Set problem:
Only the number is wanted: how many lines contain "Human"?

BEGIN

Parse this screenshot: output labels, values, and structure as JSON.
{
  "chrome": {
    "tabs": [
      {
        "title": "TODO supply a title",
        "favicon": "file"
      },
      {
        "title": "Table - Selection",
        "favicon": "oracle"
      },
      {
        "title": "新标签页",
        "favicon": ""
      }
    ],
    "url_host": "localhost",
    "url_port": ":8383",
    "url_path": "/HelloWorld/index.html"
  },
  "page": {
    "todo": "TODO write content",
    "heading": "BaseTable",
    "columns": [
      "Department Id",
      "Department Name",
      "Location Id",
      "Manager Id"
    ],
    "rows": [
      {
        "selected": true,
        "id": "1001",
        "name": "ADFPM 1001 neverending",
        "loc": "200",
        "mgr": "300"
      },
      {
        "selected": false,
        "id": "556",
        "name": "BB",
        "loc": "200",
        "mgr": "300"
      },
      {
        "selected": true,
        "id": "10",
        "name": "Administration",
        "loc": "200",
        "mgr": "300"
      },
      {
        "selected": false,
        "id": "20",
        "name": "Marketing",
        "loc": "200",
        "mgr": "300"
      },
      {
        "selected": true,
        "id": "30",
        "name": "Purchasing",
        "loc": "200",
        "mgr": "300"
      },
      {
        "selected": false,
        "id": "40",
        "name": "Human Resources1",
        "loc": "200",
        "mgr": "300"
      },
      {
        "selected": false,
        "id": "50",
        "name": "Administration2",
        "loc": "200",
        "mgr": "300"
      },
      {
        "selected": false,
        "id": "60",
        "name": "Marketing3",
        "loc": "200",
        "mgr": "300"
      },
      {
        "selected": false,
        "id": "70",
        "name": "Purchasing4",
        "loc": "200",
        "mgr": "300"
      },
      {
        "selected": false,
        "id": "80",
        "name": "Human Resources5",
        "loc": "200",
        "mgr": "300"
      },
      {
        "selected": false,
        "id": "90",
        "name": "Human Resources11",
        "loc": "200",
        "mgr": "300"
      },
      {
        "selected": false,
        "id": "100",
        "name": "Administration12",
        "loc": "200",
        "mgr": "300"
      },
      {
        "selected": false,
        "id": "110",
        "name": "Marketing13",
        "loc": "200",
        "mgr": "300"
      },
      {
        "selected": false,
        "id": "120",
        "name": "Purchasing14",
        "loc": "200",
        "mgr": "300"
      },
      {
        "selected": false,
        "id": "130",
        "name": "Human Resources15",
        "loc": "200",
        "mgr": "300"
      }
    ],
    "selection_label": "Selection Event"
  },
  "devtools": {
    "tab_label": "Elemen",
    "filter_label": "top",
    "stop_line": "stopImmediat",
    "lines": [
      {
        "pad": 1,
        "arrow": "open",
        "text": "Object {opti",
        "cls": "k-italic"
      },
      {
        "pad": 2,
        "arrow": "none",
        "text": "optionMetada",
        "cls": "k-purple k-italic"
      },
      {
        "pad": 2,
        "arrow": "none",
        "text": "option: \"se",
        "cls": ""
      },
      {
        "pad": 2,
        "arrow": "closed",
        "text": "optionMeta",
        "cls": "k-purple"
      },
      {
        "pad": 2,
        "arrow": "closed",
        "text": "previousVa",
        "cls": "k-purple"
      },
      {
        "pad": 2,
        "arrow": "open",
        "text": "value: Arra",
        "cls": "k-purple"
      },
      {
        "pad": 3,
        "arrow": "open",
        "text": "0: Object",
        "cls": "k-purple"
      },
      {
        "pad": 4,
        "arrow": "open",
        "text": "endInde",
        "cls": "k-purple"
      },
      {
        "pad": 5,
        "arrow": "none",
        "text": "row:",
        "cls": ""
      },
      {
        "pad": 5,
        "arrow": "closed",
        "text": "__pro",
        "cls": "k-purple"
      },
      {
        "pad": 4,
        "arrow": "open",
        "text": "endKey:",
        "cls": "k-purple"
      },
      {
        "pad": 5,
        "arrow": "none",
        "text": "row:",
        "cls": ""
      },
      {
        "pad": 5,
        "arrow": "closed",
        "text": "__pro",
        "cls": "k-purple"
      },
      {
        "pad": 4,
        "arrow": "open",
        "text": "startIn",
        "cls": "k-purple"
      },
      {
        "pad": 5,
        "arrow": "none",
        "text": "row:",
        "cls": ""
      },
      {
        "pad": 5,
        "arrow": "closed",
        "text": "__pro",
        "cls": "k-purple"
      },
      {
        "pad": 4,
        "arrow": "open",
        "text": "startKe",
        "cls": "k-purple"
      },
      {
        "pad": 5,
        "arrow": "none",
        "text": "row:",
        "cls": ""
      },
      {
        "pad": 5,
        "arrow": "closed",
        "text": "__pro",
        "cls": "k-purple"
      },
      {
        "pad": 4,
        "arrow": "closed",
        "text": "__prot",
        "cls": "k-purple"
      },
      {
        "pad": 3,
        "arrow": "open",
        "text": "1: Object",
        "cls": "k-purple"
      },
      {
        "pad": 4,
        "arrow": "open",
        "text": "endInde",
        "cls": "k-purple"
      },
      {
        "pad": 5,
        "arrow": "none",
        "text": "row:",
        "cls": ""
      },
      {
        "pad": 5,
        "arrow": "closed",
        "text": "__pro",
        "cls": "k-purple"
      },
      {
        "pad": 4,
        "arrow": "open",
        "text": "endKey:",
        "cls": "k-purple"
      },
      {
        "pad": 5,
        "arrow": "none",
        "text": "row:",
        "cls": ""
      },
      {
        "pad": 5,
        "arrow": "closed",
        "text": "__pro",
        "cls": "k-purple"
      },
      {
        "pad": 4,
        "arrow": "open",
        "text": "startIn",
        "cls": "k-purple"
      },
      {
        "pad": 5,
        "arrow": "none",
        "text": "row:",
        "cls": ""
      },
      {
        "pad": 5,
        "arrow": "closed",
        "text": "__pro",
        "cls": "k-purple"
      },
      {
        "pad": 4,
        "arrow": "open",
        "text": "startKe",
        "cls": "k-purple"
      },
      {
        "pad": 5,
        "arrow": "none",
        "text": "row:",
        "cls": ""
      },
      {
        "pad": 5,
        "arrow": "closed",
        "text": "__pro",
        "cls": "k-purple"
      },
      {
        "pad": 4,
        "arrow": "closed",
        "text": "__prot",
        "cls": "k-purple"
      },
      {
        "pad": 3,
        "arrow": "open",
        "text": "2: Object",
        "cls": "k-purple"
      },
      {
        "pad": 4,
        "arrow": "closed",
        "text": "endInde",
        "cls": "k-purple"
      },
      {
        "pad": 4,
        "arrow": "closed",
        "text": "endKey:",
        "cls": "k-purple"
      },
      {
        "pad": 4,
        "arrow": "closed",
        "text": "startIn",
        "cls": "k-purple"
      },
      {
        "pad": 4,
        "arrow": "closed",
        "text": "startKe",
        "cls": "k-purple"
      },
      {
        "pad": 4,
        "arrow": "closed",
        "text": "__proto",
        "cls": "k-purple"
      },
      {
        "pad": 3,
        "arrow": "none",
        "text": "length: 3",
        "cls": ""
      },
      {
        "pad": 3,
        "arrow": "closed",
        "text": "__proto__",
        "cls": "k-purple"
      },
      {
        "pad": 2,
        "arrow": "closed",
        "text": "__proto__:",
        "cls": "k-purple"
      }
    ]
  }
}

END

Exercise solution:
4